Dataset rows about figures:
╭──
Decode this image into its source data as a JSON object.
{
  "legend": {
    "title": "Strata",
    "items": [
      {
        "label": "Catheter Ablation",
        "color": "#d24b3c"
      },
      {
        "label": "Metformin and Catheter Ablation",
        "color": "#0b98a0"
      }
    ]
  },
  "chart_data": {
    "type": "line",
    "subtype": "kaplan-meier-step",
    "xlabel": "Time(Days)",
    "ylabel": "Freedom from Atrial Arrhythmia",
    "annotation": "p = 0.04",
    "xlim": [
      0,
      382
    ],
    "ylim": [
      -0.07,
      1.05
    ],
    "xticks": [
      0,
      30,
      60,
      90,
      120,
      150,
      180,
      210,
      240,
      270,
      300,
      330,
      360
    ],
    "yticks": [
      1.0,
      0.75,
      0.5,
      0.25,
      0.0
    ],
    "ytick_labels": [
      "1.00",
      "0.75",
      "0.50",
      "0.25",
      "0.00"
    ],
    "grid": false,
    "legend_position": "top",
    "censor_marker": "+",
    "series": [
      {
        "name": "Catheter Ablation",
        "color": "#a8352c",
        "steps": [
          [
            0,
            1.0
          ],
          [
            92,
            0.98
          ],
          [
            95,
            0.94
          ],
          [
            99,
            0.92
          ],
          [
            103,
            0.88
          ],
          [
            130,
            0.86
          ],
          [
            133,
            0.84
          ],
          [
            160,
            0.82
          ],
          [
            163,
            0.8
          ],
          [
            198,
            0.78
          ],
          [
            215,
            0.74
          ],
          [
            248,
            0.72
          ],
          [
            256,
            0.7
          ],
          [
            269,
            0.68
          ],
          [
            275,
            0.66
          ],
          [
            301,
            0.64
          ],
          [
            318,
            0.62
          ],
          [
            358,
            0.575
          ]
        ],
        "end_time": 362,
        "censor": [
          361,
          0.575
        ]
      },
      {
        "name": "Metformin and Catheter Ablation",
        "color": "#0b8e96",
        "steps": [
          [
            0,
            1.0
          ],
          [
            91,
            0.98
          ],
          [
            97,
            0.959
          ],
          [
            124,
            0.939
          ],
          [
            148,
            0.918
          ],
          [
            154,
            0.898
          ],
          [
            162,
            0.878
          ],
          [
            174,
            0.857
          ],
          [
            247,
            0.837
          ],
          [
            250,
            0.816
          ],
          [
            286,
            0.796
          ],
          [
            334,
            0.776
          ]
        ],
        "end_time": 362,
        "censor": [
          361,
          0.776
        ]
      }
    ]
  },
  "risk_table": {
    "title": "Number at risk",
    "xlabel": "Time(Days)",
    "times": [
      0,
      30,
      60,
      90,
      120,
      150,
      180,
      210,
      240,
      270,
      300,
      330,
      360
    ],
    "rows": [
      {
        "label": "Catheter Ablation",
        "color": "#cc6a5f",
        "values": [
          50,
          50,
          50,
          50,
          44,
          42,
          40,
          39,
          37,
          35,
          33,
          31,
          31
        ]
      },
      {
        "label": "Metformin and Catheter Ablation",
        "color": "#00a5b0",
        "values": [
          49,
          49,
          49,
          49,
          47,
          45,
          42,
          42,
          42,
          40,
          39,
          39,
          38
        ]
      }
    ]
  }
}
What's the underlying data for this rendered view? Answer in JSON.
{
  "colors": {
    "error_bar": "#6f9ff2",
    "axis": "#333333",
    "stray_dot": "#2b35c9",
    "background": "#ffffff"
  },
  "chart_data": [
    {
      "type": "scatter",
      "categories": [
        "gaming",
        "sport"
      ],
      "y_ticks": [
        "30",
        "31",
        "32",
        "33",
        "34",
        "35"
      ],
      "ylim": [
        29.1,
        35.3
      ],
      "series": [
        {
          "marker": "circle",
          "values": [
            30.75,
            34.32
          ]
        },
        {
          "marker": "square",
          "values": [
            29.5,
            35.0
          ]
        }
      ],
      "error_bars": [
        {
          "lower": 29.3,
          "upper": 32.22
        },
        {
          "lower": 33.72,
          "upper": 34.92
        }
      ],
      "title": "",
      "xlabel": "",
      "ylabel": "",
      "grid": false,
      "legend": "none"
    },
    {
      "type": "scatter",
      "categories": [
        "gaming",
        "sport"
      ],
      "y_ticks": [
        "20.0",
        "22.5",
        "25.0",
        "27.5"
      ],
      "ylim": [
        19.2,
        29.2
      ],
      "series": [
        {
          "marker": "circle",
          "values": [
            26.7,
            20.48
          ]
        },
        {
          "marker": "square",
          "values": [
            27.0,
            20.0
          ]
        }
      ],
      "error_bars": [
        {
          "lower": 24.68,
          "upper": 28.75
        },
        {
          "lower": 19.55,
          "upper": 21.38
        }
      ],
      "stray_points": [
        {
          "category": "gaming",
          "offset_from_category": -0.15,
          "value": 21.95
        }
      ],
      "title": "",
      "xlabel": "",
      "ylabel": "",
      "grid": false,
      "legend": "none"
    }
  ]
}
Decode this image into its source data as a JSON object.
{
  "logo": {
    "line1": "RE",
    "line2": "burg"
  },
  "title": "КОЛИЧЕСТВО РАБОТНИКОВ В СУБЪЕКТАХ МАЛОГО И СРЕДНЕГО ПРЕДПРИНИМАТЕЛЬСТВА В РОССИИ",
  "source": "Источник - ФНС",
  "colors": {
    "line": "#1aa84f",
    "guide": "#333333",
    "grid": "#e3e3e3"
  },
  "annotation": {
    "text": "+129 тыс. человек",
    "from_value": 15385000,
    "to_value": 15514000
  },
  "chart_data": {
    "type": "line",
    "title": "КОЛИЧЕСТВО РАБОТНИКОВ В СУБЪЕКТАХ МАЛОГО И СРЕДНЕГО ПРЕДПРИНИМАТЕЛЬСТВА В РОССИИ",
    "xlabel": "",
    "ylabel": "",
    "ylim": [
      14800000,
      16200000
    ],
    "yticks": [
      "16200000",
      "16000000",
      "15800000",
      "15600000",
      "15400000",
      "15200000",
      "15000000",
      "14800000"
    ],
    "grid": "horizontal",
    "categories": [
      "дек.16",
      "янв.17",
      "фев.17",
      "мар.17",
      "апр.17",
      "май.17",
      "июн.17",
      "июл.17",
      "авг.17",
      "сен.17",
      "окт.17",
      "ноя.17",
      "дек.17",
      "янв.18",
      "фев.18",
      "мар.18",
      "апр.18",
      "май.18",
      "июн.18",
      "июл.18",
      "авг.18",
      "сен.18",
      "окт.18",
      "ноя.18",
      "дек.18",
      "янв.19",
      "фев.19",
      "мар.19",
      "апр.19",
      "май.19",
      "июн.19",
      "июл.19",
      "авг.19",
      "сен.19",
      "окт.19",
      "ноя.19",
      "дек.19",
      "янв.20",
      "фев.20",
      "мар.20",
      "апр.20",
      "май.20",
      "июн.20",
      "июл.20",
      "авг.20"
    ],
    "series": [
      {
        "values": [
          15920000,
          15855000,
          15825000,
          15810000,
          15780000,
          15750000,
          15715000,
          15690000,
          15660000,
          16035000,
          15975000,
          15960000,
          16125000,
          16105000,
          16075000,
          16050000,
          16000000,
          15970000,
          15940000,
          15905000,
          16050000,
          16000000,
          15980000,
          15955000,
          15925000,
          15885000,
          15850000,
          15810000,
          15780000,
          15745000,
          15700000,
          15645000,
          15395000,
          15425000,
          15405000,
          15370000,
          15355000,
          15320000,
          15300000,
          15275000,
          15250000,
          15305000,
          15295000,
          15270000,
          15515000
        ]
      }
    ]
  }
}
╰──
TASK REQUIREMENTS -
Check each line of the records for the word "name", and show the lines that contain it.

FULL SOLUTION -
        "name": "Catheter Ablation",
        "name": "Metformin and Catheter Ablation",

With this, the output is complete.